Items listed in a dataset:
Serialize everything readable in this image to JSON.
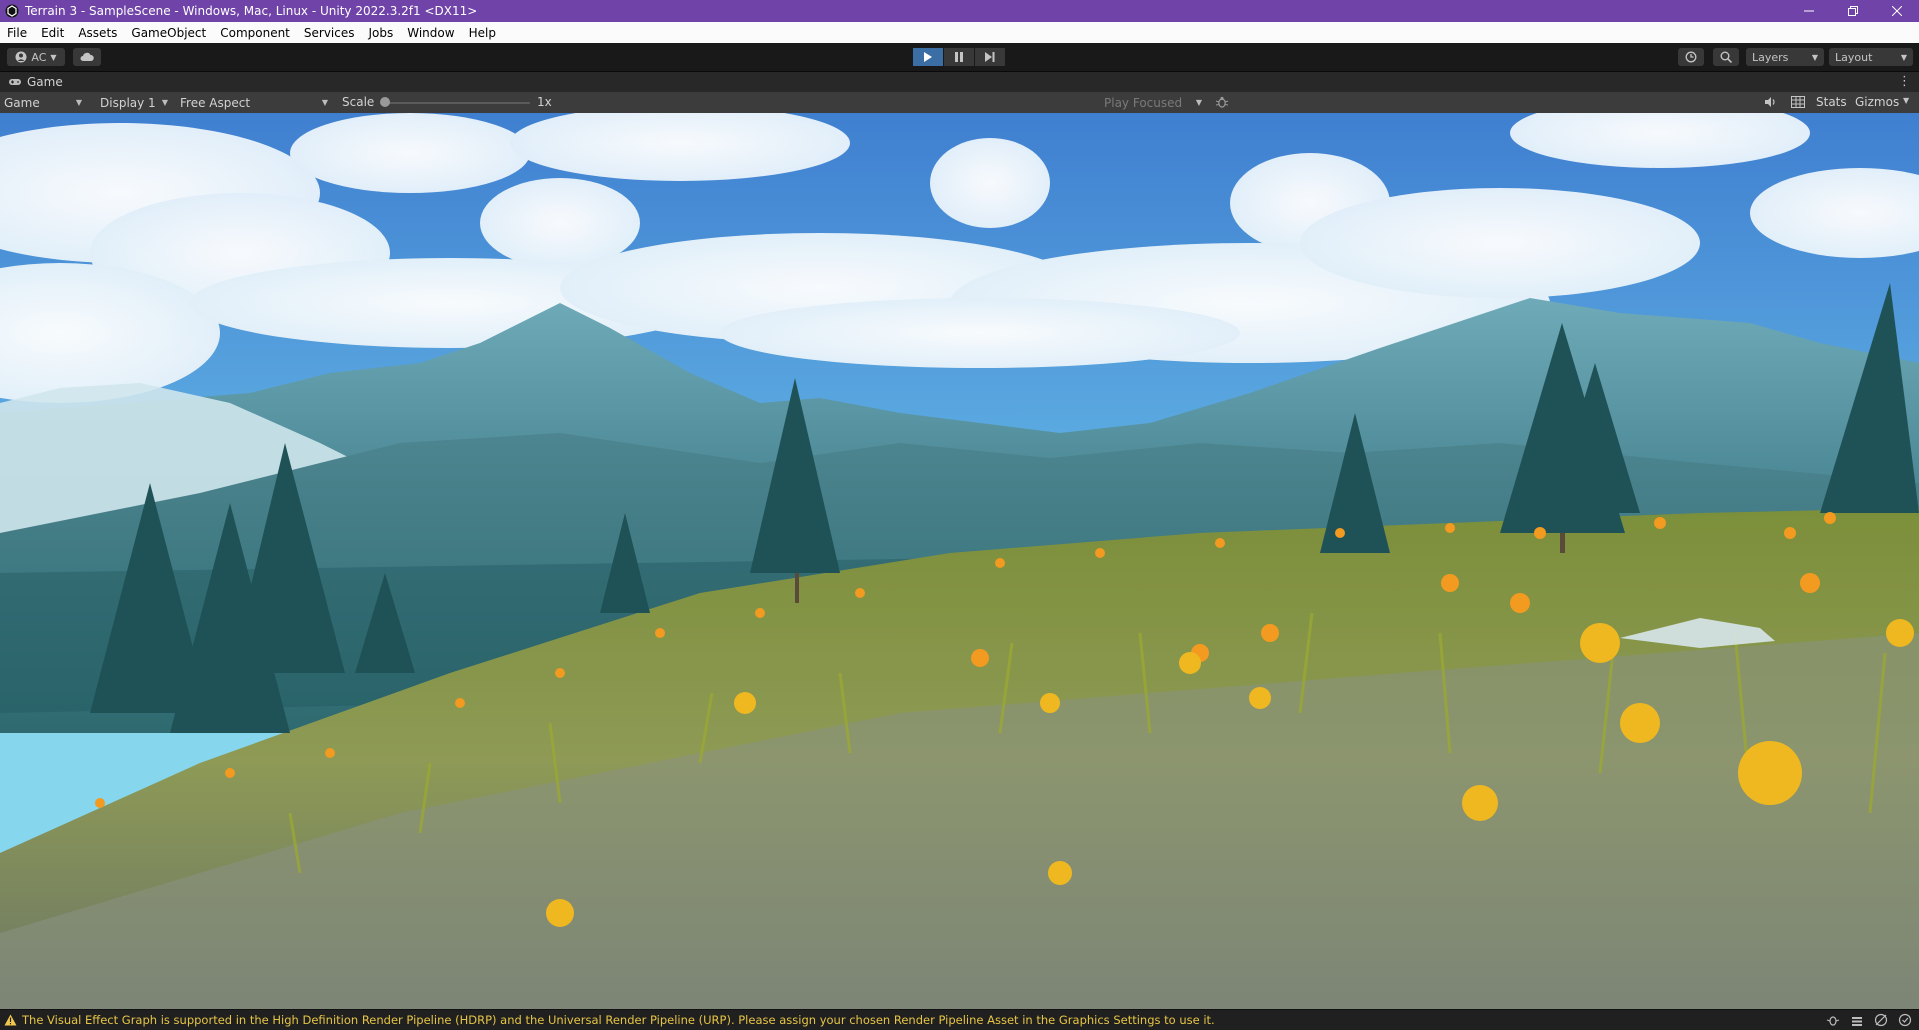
{
  "window": {
    "title": "Terrain 3 - SampleScene - Windows, Mac, Linux - Unity 2022.3.2f1 <DX11>",
    "buttons": [
      "minimize-icon",
      "restore-icon",
      "close-icon"
    ],
    "accent": "#6f43a7"
  },
  "menu": {
    "items": [
      "File",
      "Edit",
      "Assets",
      "GameObject",
      "Component",
      "Services",
      "Jobs",
      "Window",
      "Help"
    ]
  },
  "toolbar": {
    "account_label": "AC",
    "cloud_icon": "cloud-icon",
    "play_icon": "play-icon",
    "pause_icon": "pause-icon",
    "step_icon": "step-icon",
    "history_icon": "history-icon",
    "search_icon": "search-icon",
    "layers_label": "Layers",
    "layout_label": "Layout",
    "play_color": "#3a6ea5"
  },
  "tab": {
    "label": "Game",
    "icon": "gamepad-icon"
  },
  "gamebar": {
    "view_label": "Game",
    "display_label": "Display 1",
    "aspect_label": "Free Aspect",
    "scale_label": "Scale",
    "scale_value": "1x",
    "scale_fraction": 0.0,
    "play_focused_label": "Play Focused",
    "bug_icon": "bug-icon",
    "audio_icon": "speaker-icon",
    "stats_icon": "grid-icon",
    "stats_label": "Stats",
    "gizmos_label": "Gizmos"
  },
  "status": {
    "icon": "warning-icon",
    "message": "The Visual Effect Graph is supported in the High Definition Render Pipeline (HDRP) and the Universal Render Pipeline (URP). Please assign your chosen Render Pipeline Asset in the Graphics Settings to use it.",
    "message_color": "#e6c545",
    "right_icons": [
      "debug-icon",
      "layers-stack-icon",
      "no-network-icon",
      "check-circle-icon"
    ]
  }
}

### [EXERCISE BRIEF]
Your copy should match the entries exactly, minus the pictures.

### [SOLUTION TO THIS EXERCISE]
Serialize everything readable in this image to JSON.
{
  "window": {
    "title": "Terrain 3 - SampleScene - Windows, Mac, Linux - Unity 2022.3.2f1 <DX11>",
    "buttons": [
      "minimize-icon",
      "restore-icon",
      "close-icon"
    ],
    "accent": "#6f43a7"
  },
  "menu": {
    "items": [
      "File",
      "Edit",
      "Assets",
      "GameObject",
      "Component",
      "Services",
      "Jobs",
      "Window",
      "Help"
    ]
  },
  "toolbar": {
    "account_label": "AC",
    "cloud_icon": "cloud-icon",
    "play_icon": "play-icon",
    "pause_icon": "pause-icon",
    "step_icon": "step-icon",
    "history_icon": "history-icon",
    "search_icon": "search-icon",
    "layers_label": "Layers",
    "layout_label": "Layout",
    "play_color": "#3a6ea5"
  },
  "tab": {
    "label": "Game",
    "icon": "gamepad-icon"
  },
  "gamebar": {
    "view_label": "Game",
    "display_label": "Display 1",
    "aspect_label": "Free Aspect",
    "scale_label": "Scale",
    "scale_value": "1x",
    "scale_fraction": 0.0,
    "play_focused_label": "Play Focused",
    "bug_icon": "bug-icon",
    "audio_icon": "speaker-icon",
    "stats_icon": "grid-icon",
    "stats_label": "Stats",
    "gizmos_label": "Gizmos"
  },
  "status": {
    "icon": "warning-icon",
    "message": "The Visual Effect Graph is supported in the High Definition Render Pipeline (HDRP) and the Universal Render Pipeline (URP). Please assign your chosen Render Pipeline Asset in the Graphics Settings to use it.",
    "message_color": "#e6c545",
    "right_icons": [
      "debug-icon",
      "layers-stack-icon",
      "no-network-icon",
      "check-circle-icon"
    ]
  }
}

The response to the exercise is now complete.